■ WHAT THE TASK REQUIRES:
Every record below should be written out exactly; pictures stay out.

■ THE DATA:
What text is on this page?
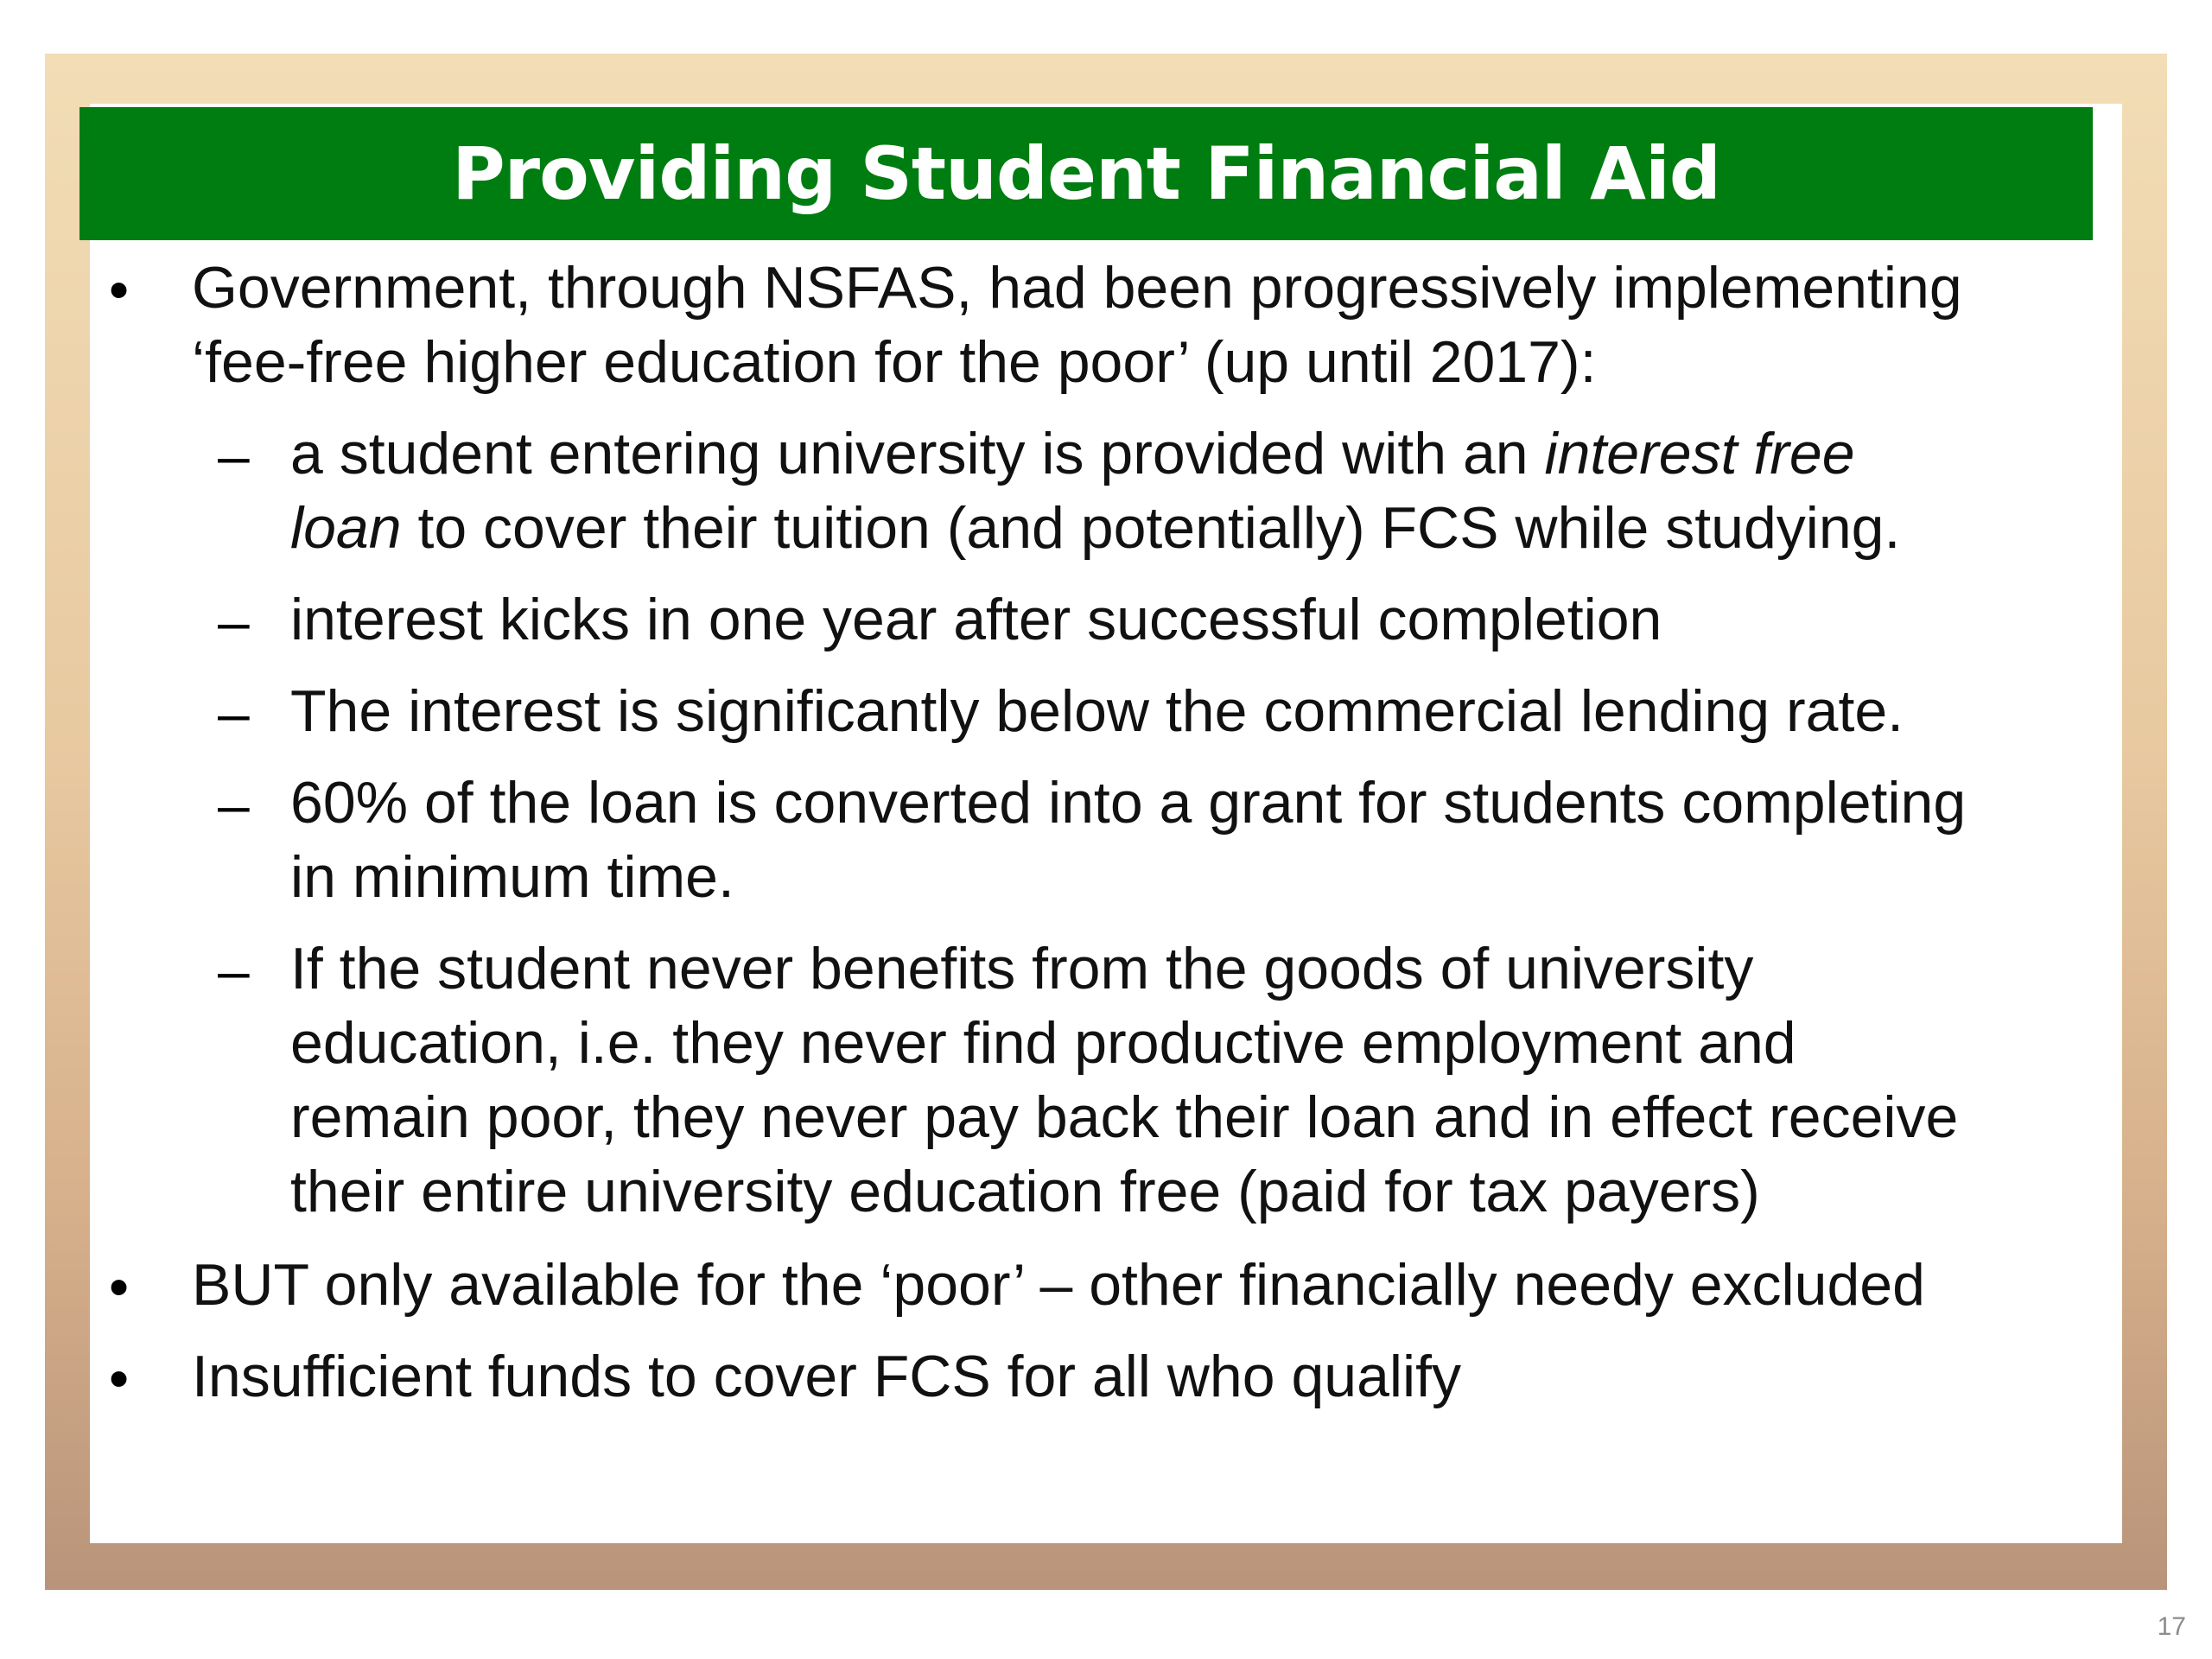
Providing Student Financial Aid
• Government, through NSFAS, had been progressively implementing
‘fee-free higher education for the poor’ (up until 2017):
– a student entering university is provided with an interest free
loan to cover their tuition (and potentially) FCS while studying.
– interest kicks in one year after successful completion
– The interest is significantly below the commercial lending rate.
– 60% of the loan is converted into a grant for students completing
in minimum time.
– If the student never benefits from the goods of university
education, i.e. they never find productive employment and
remain poor, they never pay back their loan and in effect receive
their entire university education free (paid for tax payers)
• BUT only available for the ‘poor’ – other financially needy excluded
• Insufficient funds to cover FCS for all who qualify
17
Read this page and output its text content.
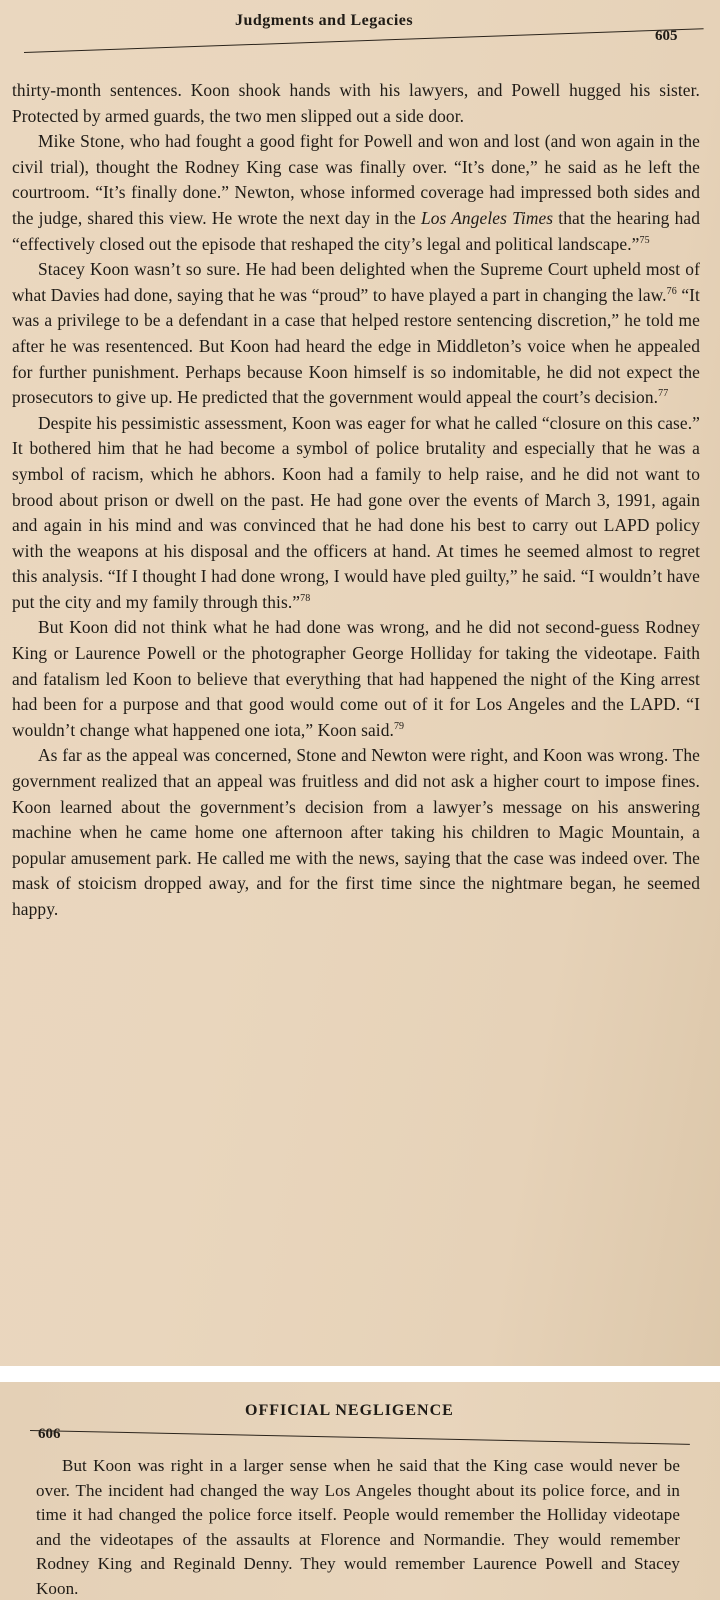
Judgments and Legacies
605

thirty-month sentences. Koon shook hands with his lawyers, and Powell hugged his sister. Protected by armed guards, the two men slipped out a side door.

Mike Stone, who had fought a good fight for Powell and won and lost (and won again in the civil trial), thought the Rodney King case was finally over. “It’s done,” he said as he left the courtroom. “It’s finally done.” Newton, whose informed coverage had impressed both sides and the judge, shared this view. He wrote the next day in the Los Angeles Times that the hearing had “effectively closed out the episode that reshaped the city’s legal and political landscape.”$^{75}$

Stacey Koon wasn’t so sure. He had been delighted when the Supreme Court upheld most of what Davies had done, saying that he was “proud” to have played a part in changing the law.$^{76}$ “It was a privilege to be a defendant in a case that helped restore sentencing discretion,” he told me after he was resentenced. But Koon had heard the edge in Middleton’s voice when he appealed for further punishment. Perhaps because Koon himself is so indomitable, he did not expect the prosecutors to give up. He predicted that the government would appeal the court’s decision.$^{77}$

Despite his pessimistic assessment, Koon was eager for what he called “closure on this case.” It bothered him that he had become a symbol of police brutality and especially that he was a symbol of racism, which he abhors. Koon had a family to help raise, and he did not want to brood about prison or dwell on the past. He had gone over the events of March 3, 1991, again and again in his mind and was convinced that he had done his best to carry out LAPD policy with the weapons at his disposal and the officers at hand. At times he seemed almost to regret this analysis. “If I thought I had done wrong, I would have pled guilty,” he said. “I wouldn’t have put the city and my family through this.”$^{78}$

But Koon did not think what he had done was wrong, and he did not second-guess Rodney King or Laurence Powell or the photographer George Holliday for taking the videotape. Faith and fatalism led Koon to believe that everything that had happened the night of the King arrest had been for a purpose and that good would come out of it for Los Angeles and the LAPD. “I wouldn’t change what happened one iota,” Koon said.$^{79}$

As far as the appeal was concerned, Stone and Newton were right, and Koon was wrong. The government realized that an appeal was fruitless and did not ask a higher court to impose fines. Koon learned about the government’s decision from a lawyer’s message on his answering machine when he came home one afternoon after taking his children to Magic Mountain, a popular amusement park. He called me with the news, saying that the case was indeed over. The mask of stoicism dropped away, and for the first time since the nightmare began, he seemed happy.

OFFICIAL NEGLIGENCE
606

But Koon was right in a larger sense when he said that the King case would never be over. The incident had changed the way Los Angeles thought about its police force, and in time it had changed the police force itself. People would remember the Holliday videotape and the videotapes of the assaults at Florence and Normandie. They would remember Rodney King and Reginald Denny. They would remember Laurence Powell and Stacey Koon.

■ SOLVED PROBLEM:
What text is on this page?
Providing Student Financial Aid
• Government, through NSFAS, had been progressively implementing
‘fee-free higher education for the poor’ (up until 2017):
– a student entering university is provided with an interest free
loan to cover their tuition (and potentially) FCS while studying.
– interest kicks in one year after successful completion
– The interest is significantly below the commercial lending rate.
– 60% of the loan is converted into a grant for students completing
in minimum time.
– If the student never benefits from the goods of university
education, i.e. they never find productive employment and
remain poor, they never pay back their loan and in effect receive
their entire university education free (paid for tax payers)
• BUT only available for the ‘poor’ – other financially needy excluded
• Insufficient funds to cover FCS for all who qualify
17
Read this page and output its text content.
Judgments and Legacies
605

thirty-month sentences. Koon shook hands with his lawyers, and Powell hugged his sister. Protected by armed guards, the two men slipped out a side door.

Mike Stone, who had fought a good fight for Powell and won and lost (and won again in the civil trial), thought the Rodney King case was finally over. “It’s done,” he said as he left the courtroom. “It’s finally done.” Newton, whose informed coverage had impressed both sides and the judge, shared this view. He wrote the next day in the Los Angeles Times that the hearing had “effectively closed out the episode that reshaped the city’s legal and political landscape.”$^{75}$

Stacey Koon wasn’t so sure. He had been delighted when the Supreme Court upheld most of what Davies had done, saying that he was “proud” to have played a part in changing the law.$^{76}$ “It was a privilege to be a defendant in a case that helped restore sentencing discretion,” he told me after he was resentenced. But Koon had heard the edge in Middleton’s voice when he appealed for further punishment. Perhaps because Koon himself is so indomitable, he did not expect the prosecutors to give up. He predicted that the government would appeal the court’s decision.$^{77}$

Despite his pessimistic assessment, Koon was eager for what he called “closure on this case.” It bothered him that he had become a symbol of police brutality and especially that he was a symbol of racism, which he abhors. Koon had a family to help raise, and he did not want to brood about prison or dwell on the past. He had gone over the events of March 3, 1991, again and again in his mind and was convinced that he had done his best to carry out LAPD policy with the weapons at his disposal and the officers at hand. At times he seemed almost to regret this analysis. “If I thought I had done wrong, I would have pled guilty,” he said. “I wouldn’t have put the city and my family through this.”$^{78}$

But Koon did not think what he had done was wrong, and he did not second-guess Rodney King or Laurence Powell or the photographer George Holliday for taking the videotape. Faith and fatalism led Koon to believe that everything that had happened the night of the King arrest had been for a purpose and that good would come out of it for Los Angeles and the LAPD. “I wouldn’t change what happened one iota,” Koon said.$^{79}$

As far as the appeal was concerned, Stone and Newton were right, and Koon was wrong. The government realized that an appeal was fruitless and did not ask a higher court to impose fines. Koon learned about the government’s decision from a lawyer’s message on his answering machine when he came home one afternoon after taking his children to Magic Mountain, a popular amusement park. He called me with the news, saying that the case was indeed over. The mask of stoicism dropped away, and for the first time since the nightmare began, he seemed happy.

OFFICIAL NEGLIGENCE
606

But Koon was right in a larger sense when he said that the King case would never be over. The incident had changed the way Los Angeles thought about its police force, and in time it had changed the police force itself. People would remember the Holliday videotape and the videotapes of the assaults at Florence and Normandie. They would remember Rodney King and Reginald Denny. They would remember Laurence Powell and Stacey Koon.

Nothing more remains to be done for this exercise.